Problem to solve
Return each line of the records with nothing changed, pictures excepted.

Start of Given data

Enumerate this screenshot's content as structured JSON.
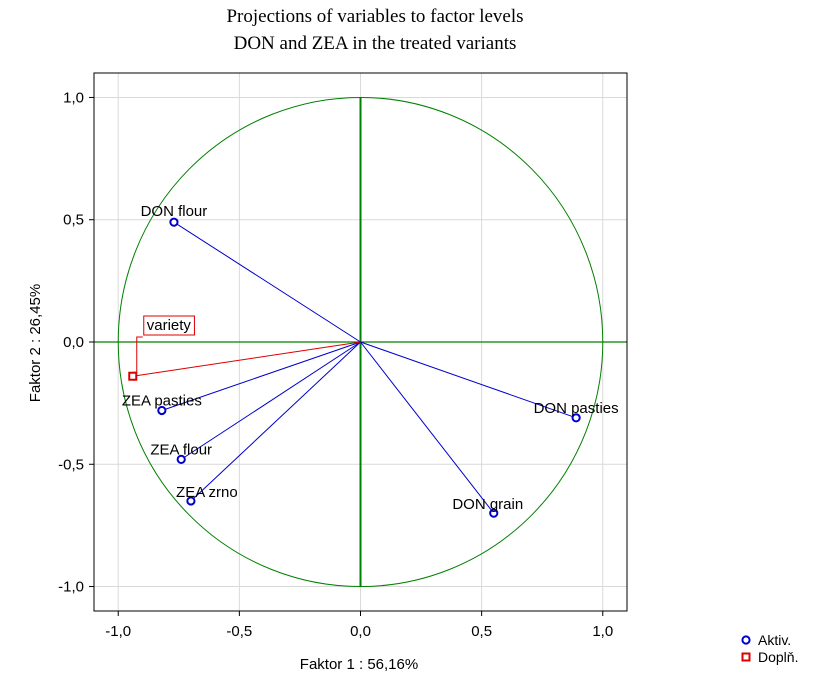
{
  "chart_data": {
    "type": "scatter",
    "title_lines": [
      "Projections of variables to factor levels",
      "DON and ZEA in the treated variants"
    ],
    "xlabel": "Faktor 1 : 56,16%",
    "ylabel": "Faktor 2 : 26,45%",
    "xlim": [
      -1.1,
      1.1
    ],
    "ylim": [
      -1.1,
      1.1
    ],
    "x_ticks": [
      -1.0,
      -0.5,
      0.0,
      0.5,
      1.0
    ],
    "x_tick_labels": [
      "-1,0",
      "-0,5",
      "0,0",
      "0,5",
      "1,0"
    ],
    "y_ticks": [
      1.0,
      0.5,
      0.0,
      -0.5,
      -1.0
    ],
    "y_tick_labels": [
      "1,0",
      "0,5",
      "0,0",
      "-0,5",
      "-1,0"
    ],
    "grid": true,
    "unit_circle": true,
    "series": [
      {
        "name": "Aktiv.",
        "marker": "circle",
        "color": "#0000cc",
        "points": [
          {
            "label": "DON flour",
            "x": -0.77,
            "y": 0.49
          },
          {
            "label": "ZEA pasties",
            "x": -0.82,
            "y": -0.28
          },
          {
            "label": "ZEA flour",
            "x": -0.74,
            "y": -0.48
          },
          {
            "label": "ZEA zrno",
            "x": -0.7,
            "y": -0.65
          },
          {
            "label": "DON pasties",
            "x": 0.89,
            "y": -0.31
          },
          {
            "label": "DON grain",
            "x": 0.55,
            "y": -0.7
          }
        ]
      },
      {
        "name": "Doplň.",
        "marker": "square",
        "color": "#dd0000",
        "points": [
          {
            "label": "variety",
            "x": -0.94,
            "y": -0.14
          }
        ]
      }
    ],
    "legend_position": "bottom-right",
    "colors": {
      "circle": "#008000",
      "axes": "#008000",
      "grid": "#d9d9d9",
      "frame": "#000000"
    }
  }
}
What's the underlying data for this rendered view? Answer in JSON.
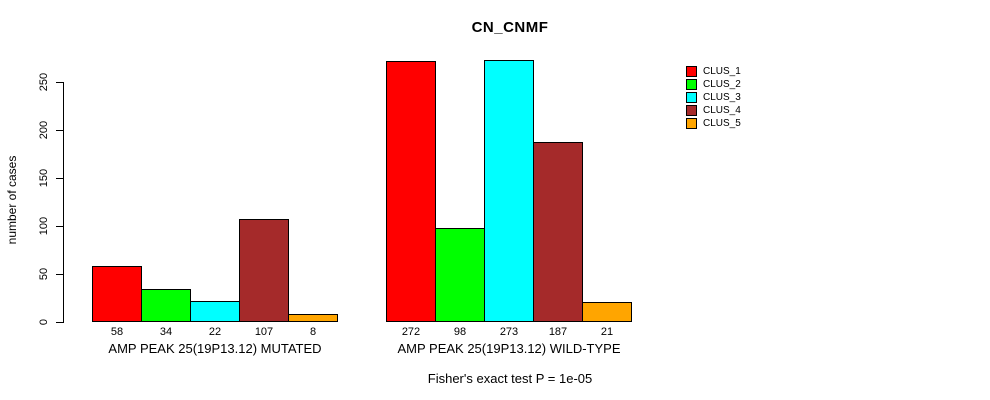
{
  "figure": {
    "title": "CN_CNMF",
    "ylabel": "number of cases",
    "subtitle": "Fisher's exact test P = 1e-05"
  },
  "chart_data": {
    "type": "bar",
    "title": "CN_CNMF",
    "xlabel": "",
    "ylabel": "number of cases",
    "ylim": [
      0,
      275
    ],
    "yticks": [
      0,
      50,
      100,
      150,
      200,
      250
    ],
    "grid": false,
    "legend_position": "top-right",
    "bar_value_labels": true,
    "categories": [
      "AMP PEAK 25(19P13.12) MUTATED",
      "AMP PEAK 25(19P13.12) WILD-TYPE"
    ],
    "series": [
      {
        "name": "CLUS_1",
        "color": "#FF0000",
        "values": [
          58,
          272
        ]
      },
      {
        "name": "CLUS_2",
        "color": "#00FF00",
        "values": [
          34,
          98
        ]
      },
      {
        "name": "CLUS_3",
        "color": "#00FFFF",
        "values": [
          22,
          273
        ]
      },
      {
        "name": "CLUS_4",
        "color": "#A52A2A",
        "values": [
          107,
          187
        ]
      },
      {
        "name": "CLUS_5",
        "color": "#FFA500",
        "values": [
          8,
          21
        ]
      }
    ],
    "annotation": "Fisher's exact test P = 1e-05"
  }
}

End of Given data

Written solution
Enumerate this screenshot's content as structured JSON.
{
  "chart_data": {
    "type": "scatter",
    "title_lines": [
      "Projections of variables to factor levels",
      "DON and ZEA in the treated variants"
    ],
    "xlabel": "Faktor 1 : 56,16%",
    "ylabel": "Faktor 2 : 26,45%",
    "xlim": [
      -1.1,
      1.1
    ],
    "ylim": [
      -1.1,
      1.1
    ],
    "x_ticks": [
      -1.0,
      -0.5,
      0.0,
      0.5,
      1.0
    ],
    "x_tick_labels": [
      "-1,0",
      "-0,5",
      "0,0",
      "0,5",
      "1,0"
    ],
    "y_ticks": [
      1.0,
      0.5,
      0.0,
      -0.5,
      -1.0
    ],
    "y_tick_labels": [
      "1,0",
      "0,5",
      "0,0",
      "-0,5",
      "-1,0"
    ],
    "grid": true,
    "unit_circle": true,
    "series": [
      {
        "name": "Aktiv.",
        "marker": "circle",
        "color": "#0000cc",
        "points": [
          {
            "label": "DON flour",
            "x": -0.77,
            "y": 0.49
          },
          {
            "label": "ZEA pasties",
            "x": -0.82,
            "y": -0.28
          },
          {
            "label": "ZEA flour",
            "x": -0.74,
            "y": -0.48
          },
          {
            "label": "ZEA zrno",
            "x": -0.7,
            "y": -0.65
          },
          {
            "label": "DON pasties",
            "x": 0.89,
            "y": -0.31
          },
          {
            "label": "DON grain",
            "x": 0.55,
            "y": -0.7
          }
        ]
      },
      {
        "name": "Doplň.",
        "marker": "square",
        "color": "#dd0000",
        "points": [
          {
            "label": "variety",
            "x": -0.94,
            "y": -0.14
          }
        ]
      }
    ],
    "legend_position": "bottom-right",
    "colors": {
      "circle": "#008000",
      "axes": "#008000",
      "grid": "#d9d9d9",
      "frame": "#000000"
    }
  }
}
What's the underlying data for this rendered view? Answer in JSON.
{
  "figure": {
    "title": "CN_CNMF",
    "ylabel": "number of cases",
    "subtitle": "Fisher's exact test P = 1e-05"
  },
  "chart_data": {
    "type": "bar",
    "title": "CN_CNMF",
    "xlabel": "",
    "ylabel": "number of cases",
    "ylim": [
      0,
      275
    ],
    "yticks": [
      0,
      50,
      100,
      150,
      200,
      250
    ],
    "grid": false,
    "legend_position": "top-right",
    "bar_value_labels": true,
    "categories": [
      "AMP PEAK 25(19P13.12) MUTATED",
      "AMP PEAK 25(19P13.12) WILD-TYPE"
    ],
    "series": [
      {
        "name": "CLUS_1",
        "color": "#FF0000",
        "values": [
          58,
          272
        ]
      },
      {
        "name": "CLUS_2",
        "color": "#00FF00",
        "values": [
          34,
          98
        ]
      },
      {
        "name": "CLUS_3",
        "color": "#00FFFF",
        "values": [
          22,
          273
        ]
      },
      {
        "name": "CLUS_4",
        "color": "#A52A2A",
        "values": [
          107,
          187
        ]
      },
      {
        "name": "CLUS_5",
        "color": "#FFA500",
        "values": [
          8,
          21
        ]
      }
    ],
    "annotation": "Fisher's exact test P = 1e-05"
  }
}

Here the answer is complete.